▶ INSTRUCTION
Gather every line that includes the word "name", please.

(Entries with figure data)
═══

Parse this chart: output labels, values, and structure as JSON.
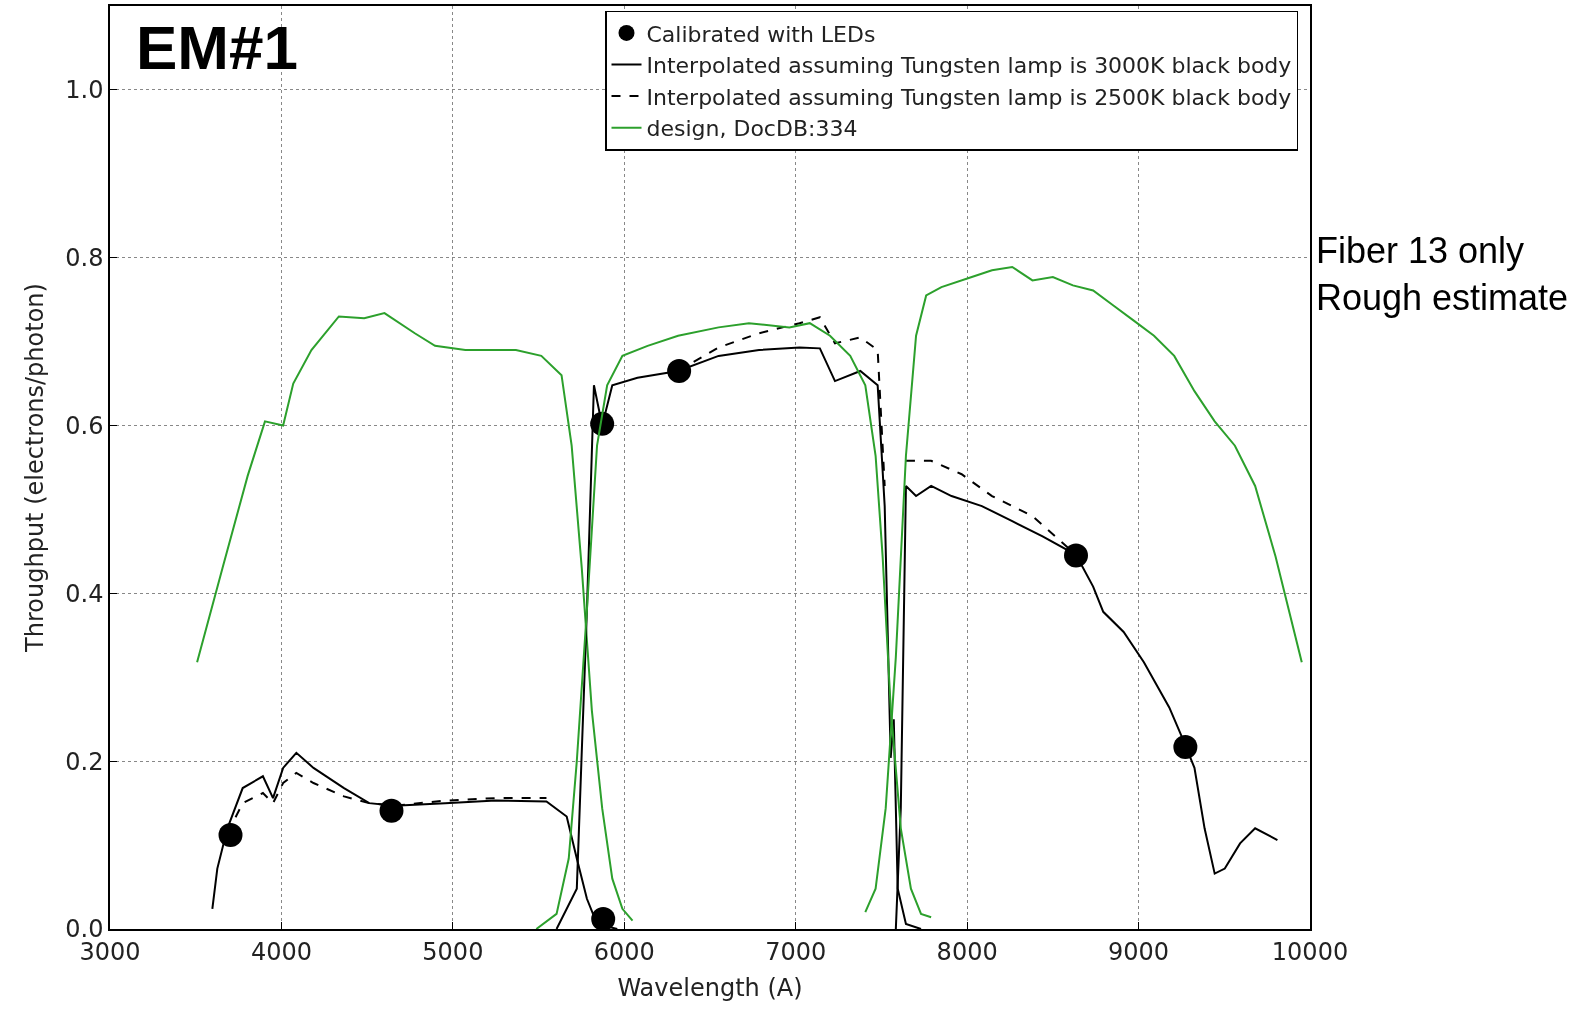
{
  "chart_data": {
    "type": "line",
    "xlabel": "Wavelength (A)",
    "ylabel": "Throughput (electrons/photon)",
    "xlim": [
      3000,
      10000
    ],
    "ylim": [
      0,
      1.1
    ],
    "xticks": [
      3000,
      4000,
      5000,
      6000,
      7000,
      8000,
      9000,
      10000
    ],
    "yticks": [
      {
        "value": 0,
        "label": "0.0"
      },
      {
        "value": 0.2,
        "label": "0.2"
      },
      {
        "value": 0.4,
        "label": "0.4"
      },
      {
        "value": 0.6,
        "label": "0.6"
      },
      {
        "value": 0.8,
        "label": "0.8"
      },
      {
        "value": 1.0,
        "label": "1.0"
      }
    ],
    "grid": true,
    "legend": "top right",
    "annotations": [
      "EM#1",
      "Fiber 13 only\nRough estimate"
    ],
    "series": [
      {
        "name": "Calibrated with LEDs",
        "type": "scatter",
        "marker": "circle",
        "color": "#000000",
        "x": [
          3703,
          4642,
          5871,
          5877,
          6320,
          8635,
          9273
        ],
        "values": [
          0.112,
          0.141,
          0.602,
          0.012,
          0.665,
          0.445,
          0.217
        ]
      },
      {
        "name": "Interpolated assuming Tungsten lamp is 3000K black body",
        "line_style": "solid",
        "color": "#000000",
        "x": [
          3597,
          3626,
          3685,
          3774,
          3892,
          3951,
          4010,
          4087,
          4187,
          4365,
          4512,
          4660,
          4955,
          5250,
          5546,
          5664,
          5723,
          5782,
          5841,
          5959
        ],
        "values": [
          0.024,
          0.072,
          0.12,
          0.168,
          0.182,
          0.156,
          0.192,
          0.21,
          0.192,
          0.168,
          0.15,
          0.147,
          0.15,
          0.153,
          0.152,
          0.134,
          0.084,
          0.036,
          0.006,
          0
        ]
      },
      {
        "name": "Interpolated assuming Tungsten lamp is 2500K black body",
        "line_style": "dashed",
        "color": "#000000",
        "x": [
          3685,
          3774,
          3892,
          3951,
          4010,
          4087,
          4187,
          4365,
          4512,
          4660,
          4955,
          5250,
          5546
        ],
        "values": [
          0.114,
          0.15,
          0.162,
          0.15,
          0.174,
          0.186,
          0.174,
          0.158,
          0.15,
          0.147,
          0.153,
          0.156,
          0.156
        ]
      },
      {
        "name": "design, DocDB:334",
        "line_style": "solid",
        "color": "#2ca02c",
        "x": [
          3508,
          3656,
          3803,
          3904,
          4010,
          4069,
          4175,
          4335,
          4483,
          4601,
          4778,
          4896,
          5073,
          5368,
          5516,
          5634,
          5693,
          5752,
          5811,
          5871,
          5930,
          5989,
          6048
        ],
        "values": [
          0.318,
          0.43,
          0.54,
          0.605,
          0.6,
          0.65,
          0.69,
          0.73,
          0.728,
          0.734,
          0.71,
          0.695,
          0.69,
          0.69,
          0.683,
          0.66,
          0.576,
          0.43,
          0.26,
          0.144,
          0.06,
          0.024,
          0.01
        ]
      },
      {
        "line_style": "solid",
        "color": "#000000",
        "x": [
          5605,
          5723,
          5782,
          5823,
          5871,
          5930,
          6077,
          6314,
          6550,
          6786,
          7022,
          7141,
          7229,
          7377,
          7478,
          7519,
          7554,
          7572,
          7595,
          7643,
          7731
        ],
        "values": [
          0,
          0.048,
          0.38,
          0.648,
          0.6,
          0.648,
          0.657,
          0.665,
          0.683,
          0.69,
          0.693,
          0.692,
          0.653,
          0.665,
          0.648,
          0.504,
          0.204,
          0.25,
          0.048,
          0.006,
          0
        ]
      },
      {
        "line_style": "dashed",
        "color": "#000000",
        "x": [
          6314,
          6550,
          6786,
          7022,
          7141,
          7229,
          7377,
          7478,
          7519
        ],
        "values": [
          0.665,
          0.693,
          0.71,
          0.722,
          0.729,
          0.698,
          0.705,
          0.69,
          0.528
        ]
      },
      {
        "line_style": "solid",
        "color": "#000000",
        "x": [
          7584,
          7613,
          7643,
          7702,
          7790,
          7909,
          8086,
          8263,
          8440,
          8635,
          8735,
          8794,
          8913,
          9031,
          9179,
          9267,
          9326,
          9385,
          9444,
          9503,
          9592,
          9680,
          9810
        ],
        "values": [
          0,
          0.144,
          0.528,
          0.516,
          0.528,
          0.516,
          0.504,
          0.486,
          0.468,
          0.446,
          0.408,
          0.378,
          0.354,
          0.318,
          0.264,
          0.222,
          0.192,
          0.12,
          0.066,
          0.072,
          0.102,
          0.12,
          0.106
        ]
      },
      {
        "line_style": "dashed",
        "color": "#000000",
        "x": [
          7643,
          7790,
          7968,
          8145,
          8381,
          8635
        ],
        "values": [
          0.558,
          0.558,
          0.542,
          0.516,
          0.492,
          0.446
        ]
      },
      {
        "line_style": "solid",
        "color": "#2ca02c",
        "x": [
          5487,
          5605,
          5676,
          5723,
          5782,
          5841,
          5900,
          5989,
          6136,
          6314,
          6550,
          6727,
          6963,
          7082,
          7200,
          7318,
          7406,
          7466,
          7507,
          7554,
          7613,
          7672,
          7731,
          7790
        ],
        "values": [
          0,
          0.018,
          0.084,
          0.2,
          0.38,
          0.576,
          0.648,
          0.683,
          0.695,
          0.707,
          0.717,
          0.722,
          0.717,
          0.722,
          0.707,
          0.683,
          0.648,
          0.564,
          0.444,
          0.264,
          0.12,
          0.048,
          0.018,
          0.014
        ]
      },
      {
        "line_style": "solid",
        "color": "#2ca02c",
        "x": [
          7406,
          7466,
          7525,
          7584,
          7643,
          7702,
          7761,
          7850,
          8027,
          8145,
          8263,
          8381,
          8500,
          8617,
          8735,
          8853,
          8972,
          9090,
          9208,
          9326,
          9444,
          9562,
          9680,
          9799,
          9952
        ],
        "values": [
          0.02,
          0.048,
          0.144,
          0.324,
          0.564,
          0.707,
          0.755,
          0.765,
          0.777,
          0.785,
          0.789,
          0.773,
          0.777,
          0.767,
          0.761,
          0.743,
          0.725,
          0.707,
          0.683,
          0.641,
          0.605,
          0.576,
          0.528,
          0.444,
          0.318
        ]
      }
    ]
  }
}
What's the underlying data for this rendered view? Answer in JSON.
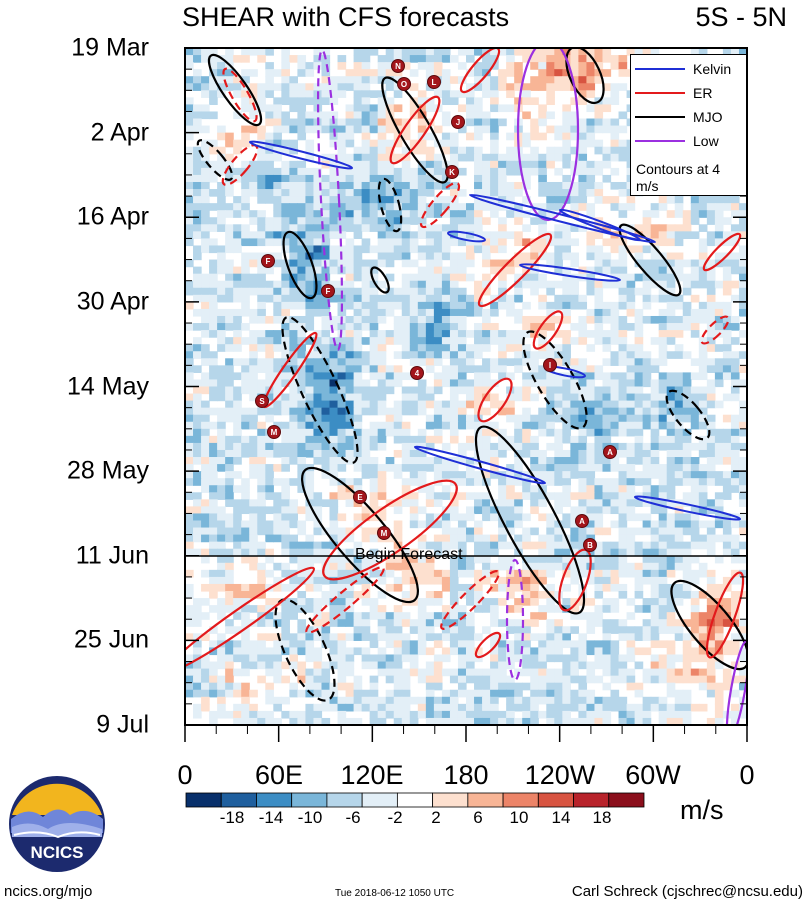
{
  "chart_data": {
    "type": "heatmap",
    "title": "SHEAR with CFS forecasts",
    "subtitle": "5S - 5N",
    "x_ticks": [
      "0",
      "60E",
      "120E",
      "180",
      "120W",
      "60W",
      "0"
    ],
    "y_ticks": [
      "19 Mar",
      "2 Apr",
      "16 Apr",
      "30 Apr",
      "14 May",
      "28 May",
      "11 Jun",
      "25 Jun",
      "9 Jul"
    ],
    "colorbar": {
      "units": "m/s",
      "tick_labels": [
        "-18",
        "-14",
        "-10",
        "-6",
        "-2",
        "2",
        "6",
        "10",
        "14",
        "18"
      ],
      "colors": [
        "#08306b",
        "#1f5f9e",
        "#3c8dc4",
        "#7ab6d9",
        "#b6d6ea",
        "#e3eff7",
        "#ffffff",
        "#fde0cf",
        "#f8b596",
        "#ec8468",
        "#d85441",
        "#b8232b",
        "#8b0f1c"
      ]
    },
    "legend": {
      "position": "top-right",
      "entries": [
        {
          "name": "Kelvin",
          "color": "#1f2fd6"
        },
        {
          "name": "ER",
          "color": "#e31a1c"
        },
        {
          "name": "MJO",
          "color": "#000000"
        },
        {
          "name": "Low",
          "color": "#9b30e0"
        }
      ],
      "note": "Contours at 4 m/s"
    },
    "annotation": "Begin Forecast",
    "storm_markers": [
      "N",
      "O",
      "L",
      "J",
      "K",
      "F",
      "F",
      "S",
      "M",
      "4",
      "I",
      "A",
      "E",
      "M",
      "A",
      "B"
    ]
  },
  "footer": {
    "left": "ncics.org/mjo",
    "middle": "Tue 2018-06-12 1050 UTC",
    "right": "Carl Schreck (cjschrec@ncsu.edu)"
  },
  "logo": {
    "text": "NCICS"
  }
}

═══

▶ RESULT OF THIS EXERCISE
        "name": "Calibrated with LEDs",
        "name": "Interpolated assuming Tungsten lamp is 3000K black body",
        "name": "Interpolated assuming Tungsten lamp is 2500K black body",
        "name": "design, DocDB:334",
          "name": "Kelvin",
          "name": "ER",
          "name": "MJO",
          "name": "Low",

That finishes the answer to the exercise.